THE PROBLEM
Where a line holds the word "公司估值", copy that line.
--- START RECORD EXTRACTS ---
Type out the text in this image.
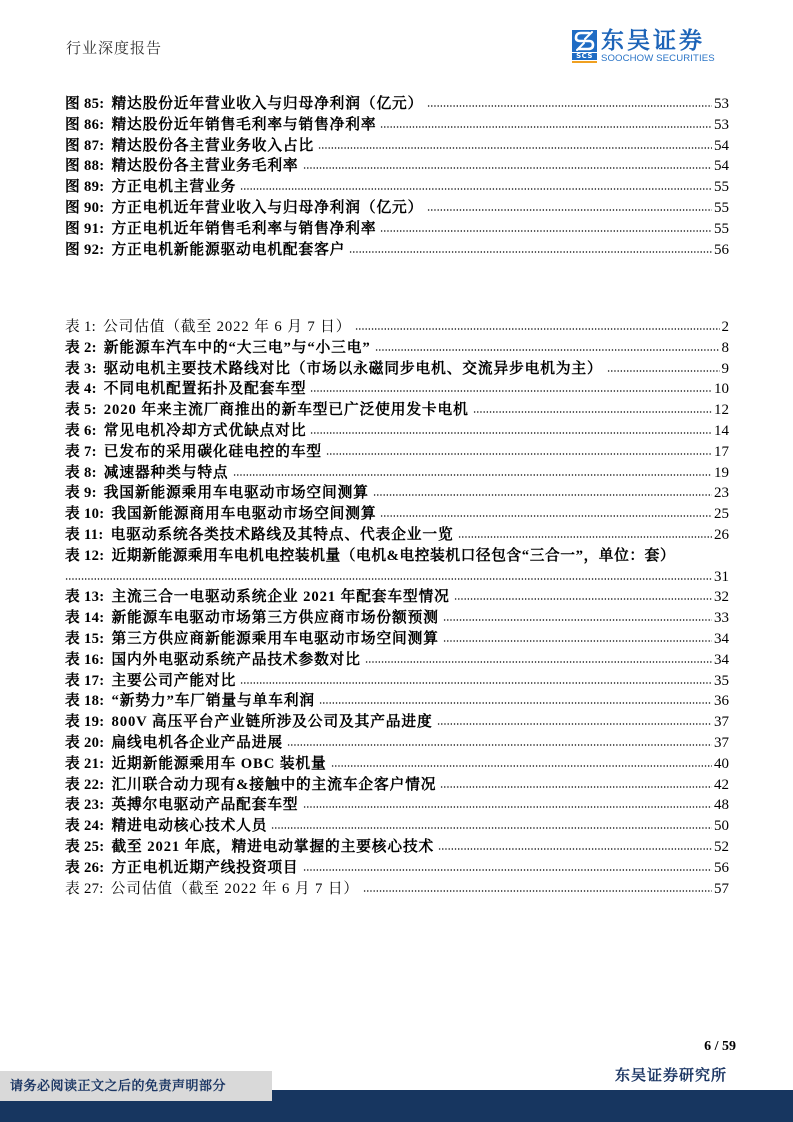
行业深度报告	SCS
东吴证券
SOOCHOW SECURITIES
图 85: 精达股份近年营业收入与归母净利润（亿元）	53
图 86: 精达股份近年销售毛利率与销售净利率	53
图 87: 精达股份各主营业务收入占比	54
图 88: 精达股份各主营业务毛利率	54
图 89: 方正电机主营业务	55
图 90: 方正电机近年营业收入与归母净利润（亿元）	55
图 91: 方正电机近年销售毛利率与销售净利率	55
图 92: 方正电机新能源驱动电机配套客户	56
表 1: 公司估值（截至 2022 年 6 月 7 日）	2
表 2: 新能源车汽车中的“大三电”与“小三电”	8
表 3: 驱动电机主要技术路线对比（市场以永磁同步电机、交流异步电机为主）	9
表 4: 不同电机配置拓扑及配套车型	10
表 5: 2020 年来主流厂商推出的新车型已广泛使用发卡电机	12
表 6: 常见电机冷却方式优缺点对比	14
表 7: 已发布的采用碳化硅电控的车型	17
表 8: 减速器种类与特点	19
表 9: 我国新能源乘用车电驱动市场空间测算	23
表 10: 我国新能源商用车电驱动市场空间测算	25
表 11: 电驱动系统各类技术路线及其特点、代表企业一览	26
表 12: 近期新能源乘用车电机电控装机量（电机&电控装机口径包含“三合一”，单位：套）
31
表 13: 主流三合一电驱动系统企业 2021 年配套车型情况	32
表 14: 新能源车电驱动市场第三方供应商市场份额预测	33
表 15: 第三方供应商新能源乘用车电驱动市场空间测算	34
表 16: 国内外电驱动系统产品技术参数对比	34
表 17: 主要公司产能对比	35
表 18: “新势力”车厂销量与单车利润	36
表 19: 800V 高压平台产业链所涉及公司及其产品进度	37
表 20: 扁线电机各企业产品进展	37
表 21: 近期新能源乘用车 OBC 装机量	40
表 22: 汇川联合动力现有&接触中的主流车企客户情况	42
表 23: 英搏尔电驱动产品配套车型	48
表 24: 精进电动核心技术人员	50
表 25: 截至 2021 年底，精进电动掌握的主要核心技术	52
表 26: 方正电机近期产线投资项目	56
表 27: 公司估值（截至 2022 年 6 月 7 日）	57
6 / 59
东吴证券研究所
请务必阅读正文之后的免责声明部分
--- END RECORD EXTRACTS ---
THE COMPLETED TASK
表 1: 公司估值（截至 2022 年 6 月 7 日）	2
表 27: 公司估值（截至 2022 年 6 月 7 日）	57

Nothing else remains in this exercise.